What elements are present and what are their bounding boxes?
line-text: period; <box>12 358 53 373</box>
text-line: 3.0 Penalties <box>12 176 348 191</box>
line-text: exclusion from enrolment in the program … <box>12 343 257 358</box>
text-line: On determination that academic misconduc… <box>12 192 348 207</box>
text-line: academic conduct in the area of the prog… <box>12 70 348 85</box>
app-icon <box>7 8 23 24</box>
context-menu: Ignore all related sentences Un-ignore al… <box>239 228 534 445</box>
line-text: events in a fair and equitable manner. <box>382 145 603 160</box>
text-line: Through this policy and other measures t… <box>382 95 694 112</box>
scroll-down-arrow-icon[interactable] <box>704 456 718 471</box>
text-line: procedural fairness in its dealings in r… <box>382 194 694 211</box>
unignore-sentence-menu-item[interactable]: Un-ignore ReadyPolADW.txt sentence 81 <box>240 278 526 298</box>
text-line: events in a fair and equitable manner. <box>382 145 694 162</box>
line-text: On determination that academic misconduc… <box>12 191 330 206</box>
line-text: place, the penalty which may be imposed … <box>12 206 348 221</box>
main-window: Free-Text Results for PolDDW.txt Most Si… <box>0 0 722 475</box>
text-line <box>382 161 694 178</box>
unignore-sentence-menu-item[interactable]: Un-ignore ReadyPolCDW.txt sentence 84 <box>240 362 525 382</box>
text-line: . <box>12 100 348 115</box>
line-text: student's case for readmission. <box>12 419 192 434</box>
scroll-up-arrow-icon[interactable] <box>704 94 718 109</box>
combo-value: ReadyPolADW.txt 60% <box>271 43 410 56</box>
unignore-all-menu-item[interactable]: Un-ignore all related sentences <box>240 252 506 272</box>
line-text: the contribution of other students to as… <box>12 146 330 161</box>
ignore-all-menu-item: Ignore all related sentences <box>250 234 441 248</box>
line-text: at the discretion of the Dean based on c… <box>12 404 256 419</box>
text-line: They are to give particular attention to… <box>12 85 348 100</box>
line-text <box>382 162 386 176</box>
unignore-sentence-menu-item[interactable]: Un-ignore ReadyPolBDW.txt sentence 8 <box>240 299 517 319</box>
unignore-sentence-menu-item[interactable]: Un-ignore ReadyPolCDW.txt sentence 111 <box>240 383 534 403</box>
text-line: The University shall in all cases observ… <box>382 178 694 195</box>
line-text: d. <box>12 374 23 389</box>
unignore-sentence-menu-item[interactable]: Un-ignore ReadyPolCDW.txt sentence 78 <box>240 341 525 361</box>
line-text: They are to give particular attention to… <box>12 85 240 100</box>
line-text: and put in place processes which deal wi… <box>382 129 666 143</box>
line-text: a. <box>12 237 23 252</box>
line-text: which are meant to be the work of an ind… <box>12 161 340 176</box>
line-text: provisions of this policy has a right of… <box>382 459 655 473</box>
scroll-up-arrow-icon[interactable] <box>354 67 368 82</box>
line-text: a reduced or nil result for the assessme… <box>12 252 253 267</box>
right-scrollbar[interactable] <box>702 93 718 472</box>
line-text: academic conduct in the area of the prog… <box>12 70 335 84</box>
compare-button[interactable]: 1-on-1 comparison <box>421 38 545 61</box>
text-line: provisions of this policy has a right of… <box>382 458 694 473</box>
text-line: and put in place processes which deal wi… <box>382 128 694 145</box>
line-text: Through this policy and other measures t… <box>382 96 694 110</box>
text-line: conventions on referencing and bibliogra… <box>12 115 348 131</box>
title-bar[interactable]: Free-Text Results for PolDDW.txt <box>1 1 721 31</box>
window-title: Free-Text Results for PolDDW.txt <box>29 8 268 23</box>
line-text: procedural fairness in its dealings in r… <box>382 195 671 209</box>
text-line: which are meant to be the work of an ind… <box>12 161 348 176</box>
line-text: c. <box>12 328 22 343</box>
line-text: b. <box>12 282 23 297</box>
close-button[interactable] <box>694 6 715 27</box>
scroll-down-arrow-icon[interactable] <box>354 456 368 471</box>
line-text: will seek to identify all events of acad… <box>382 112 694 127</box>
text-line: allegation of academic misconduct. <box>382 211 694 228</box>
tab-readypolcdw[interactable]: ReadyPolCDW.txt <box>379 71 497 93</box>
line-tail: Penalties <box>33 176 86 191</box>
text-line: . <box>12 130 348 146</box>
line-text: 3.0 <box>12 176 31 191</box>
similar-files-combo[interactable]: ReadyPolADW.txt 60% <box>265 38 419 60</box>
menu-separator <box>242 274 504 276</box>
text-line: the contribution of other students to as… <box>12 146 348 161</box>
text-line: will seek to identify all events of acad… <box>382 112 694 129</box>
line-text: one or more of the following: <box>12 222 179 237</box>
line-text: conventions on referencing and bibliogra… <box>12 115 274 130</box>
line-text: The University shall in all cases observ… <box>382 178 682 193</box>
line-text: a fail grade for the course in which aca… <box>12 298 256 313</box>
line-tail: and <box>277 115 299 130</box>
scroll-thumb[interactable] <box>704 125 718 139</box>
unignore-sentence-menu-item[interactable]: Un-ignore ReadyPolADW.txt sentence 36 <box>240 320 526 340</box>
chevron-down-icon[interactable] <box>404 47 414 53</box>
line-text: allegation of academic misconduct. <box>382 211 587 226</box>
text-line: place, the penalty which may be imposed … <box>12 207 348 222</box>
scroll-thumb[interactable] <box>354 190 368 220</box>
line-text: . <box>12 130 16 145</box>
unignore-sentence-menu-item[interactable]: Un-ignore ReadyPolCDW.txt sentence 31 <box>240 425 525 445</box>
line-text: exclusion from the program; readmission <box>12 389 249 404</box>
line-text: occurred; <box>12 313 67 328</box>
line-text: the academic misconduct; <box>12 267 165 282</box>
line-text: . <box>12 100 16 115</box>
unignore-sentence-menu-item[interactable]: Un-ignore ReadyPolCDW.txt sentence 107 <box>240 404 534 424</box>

- - - - - - -

■ **Challenge**: Render the rows as a numbered list, starting at the first row and ending with the row that contains "line-text: place, the". Omit any blank lines.

■ **Answer to the task**:
1. What elements are present and what are their bounding boxes?
2. line-text: period; <box>12 358 53 373</box>
3. text-line: 3.0 Penalties <box>12 176 348 191</box>
4. line-text: exclusion from enrolment in the program … <box>12 343 257 358</box>
5. text-line: On determination that academic misconduc… <box>12 192 348 207</box>
6. text-line: academic conduct in the area of the prog… <box>12 70 348 85</box>
7. app-icon <box>7 8 23 24</box>
8. context-menu: Ignore all related sentences Un-ignore al… <box>239 228 534 445</box>
9. line-text: events in a fair and equitable manner. <box>382 145 603 160</box>
10. text-line: Through this policy and other measures t… <box>382 95 694 112</box>
11. scroll-down-arrow-icon[interactable] <box>704 456 718 471</box>
12. text-line: procedural fairness in its dealings in r… <box>382 194 694 211</box>
13. unignore-sentence-menu-item[interactable]: Un-ignore ReadyPolADW.txt sentence 81 <box>240 278 526 298</box>
14. text-line: events in a fair and equitable manner. <box>382 145 694 162</box>
15. line-text: On determination that academic misconduc… <box>12 191 330 206</box>
16. line-text: place, the penalty which may be imposed … <box>12 206 348 221</box>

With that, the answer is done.